## AVAILABLE DATA
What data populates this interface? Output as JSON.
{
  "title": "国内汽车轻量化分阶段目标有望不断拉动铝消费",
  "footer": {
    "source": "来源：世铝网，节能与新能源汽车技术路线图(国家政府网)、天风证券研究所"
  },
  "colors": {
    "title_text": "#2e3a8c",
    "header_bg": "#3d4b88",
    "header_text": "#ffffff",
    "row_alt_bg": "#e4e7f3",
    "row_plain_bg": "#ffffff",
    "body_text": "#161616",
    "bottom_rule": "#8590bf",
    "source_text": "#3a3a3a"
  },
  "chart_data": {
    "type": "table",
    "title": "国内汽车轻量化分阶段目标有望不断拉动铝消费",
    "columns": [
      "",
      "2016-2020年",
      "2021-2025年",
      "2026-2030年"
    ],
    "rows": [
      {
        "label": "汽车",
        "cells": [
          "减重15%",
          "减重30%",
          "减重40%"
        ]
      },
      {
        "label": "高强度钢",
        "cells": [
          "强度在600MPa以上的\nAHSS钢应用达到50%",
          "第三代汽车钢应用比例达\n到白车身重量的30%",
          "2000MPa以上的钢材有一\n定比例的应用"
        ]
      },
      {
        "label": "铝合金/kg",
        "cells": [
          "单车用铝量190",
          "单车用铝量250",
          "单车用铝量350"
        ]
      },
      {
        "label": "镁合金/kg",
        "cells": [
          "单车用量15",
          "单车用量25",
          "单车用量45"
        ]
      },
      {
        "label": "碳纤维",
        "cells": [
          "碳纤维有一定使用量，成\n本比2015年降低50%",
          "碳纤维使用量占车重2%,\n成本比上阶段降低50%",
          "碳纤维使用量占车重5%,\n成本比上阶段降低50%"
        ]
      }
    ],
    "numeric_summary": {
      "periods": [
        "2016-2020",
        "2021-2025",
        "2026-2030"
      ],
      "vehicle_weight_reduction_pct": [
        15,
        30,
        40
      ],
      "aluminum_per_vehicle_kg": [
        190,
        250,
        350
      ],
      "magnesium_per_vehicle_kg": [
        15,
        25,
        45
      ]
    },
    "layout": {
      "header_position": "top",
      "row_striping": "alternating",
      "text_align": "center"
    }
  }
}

## TASK DETAILS
From the records above, extract each line exactly as shown.

## RESPONSE TO THE TASK
What data populates this interface? Output as JSON.
{
  "title": "国内汽车轻量化分阶段目标有望不断拉动铝消费",
  "footer": {
    "source": "来源：世铝网，节能与新能源汽车技术路线图(国家政府网)、天风证券研究所"
  },
  "colors": {
    "title_text": "#2e3a8c",
    "header_bg": "#3d4b88",
    "header_text": "#ffffff",
    "row_alt_bg": "#e4e7f3",
    "row_plain_bg": "#ffffff",
    "body_text": "#161616",
    "bottom_rule": "#8590bf",
    "source_text": "#3a3a3a"
  },
  "chart_data": {
    "type": "table",
    "title": "国内汽车轻量化分阶段目标有望不断拉动铝消费",
    "columns": [
      "",
      "2016-2020年",
      "2021-2025年",
      "2026-2030年"
    ],
    "rows": [
      {
        "label": "汽车",
        "cells": [
          "减重15%",
          "减重30%",
          "减重40%"
        ]
      },
      {
        "label": "高强度钢",
        "cells": [
          "强度在600MPa以上的\nAHSS钢应用达到50%",
          "第三代汽车钢应用比例达\n到白车身重量的30%",
          "2000MPa以上的钢材有一\n定比例的应用"
        ]
      },
      {
        "label": "铝合金/kg",
        "cells": [
          "单车用铝量190",
          "单车用铝量250",
          "单车用铝量350"
        ]
      },
      {
        "label": "镁合金/kg",
        "cells": [
          "单车用量15",
          "单车用量25",
          "单车用量45"
        ]
      },
      {
        "label": "碳纤维",
        "cells": [
          "碳纤维有一定使用量，成\n本比2015年降低50%",
          "碳纤维使用量占车重2%,\n成本比上阶段降低50%",
          "碳纤维使用量占车重5%,\n成本比上阶段降低50%"
        ]
      }
    ],
    "numeric_summary": {
      "periods": [
        "2016-2020",
        "2021-2025",
        "2026-2030"
      ],
      "vehicle_weight_reduction_pct": [
        15,
        30,
        40
      ],
      "aluminum_per_vehicle_kg": [
        190,
        250,
        350
      ],
      "magnesium_per_vehicle_kg": [
        15,
        25,
        45
      ]
    },
    "layout": {
      "header_position": "top",
      "row_striping": "alternating",
      "text_align": "center"
    }
  }
}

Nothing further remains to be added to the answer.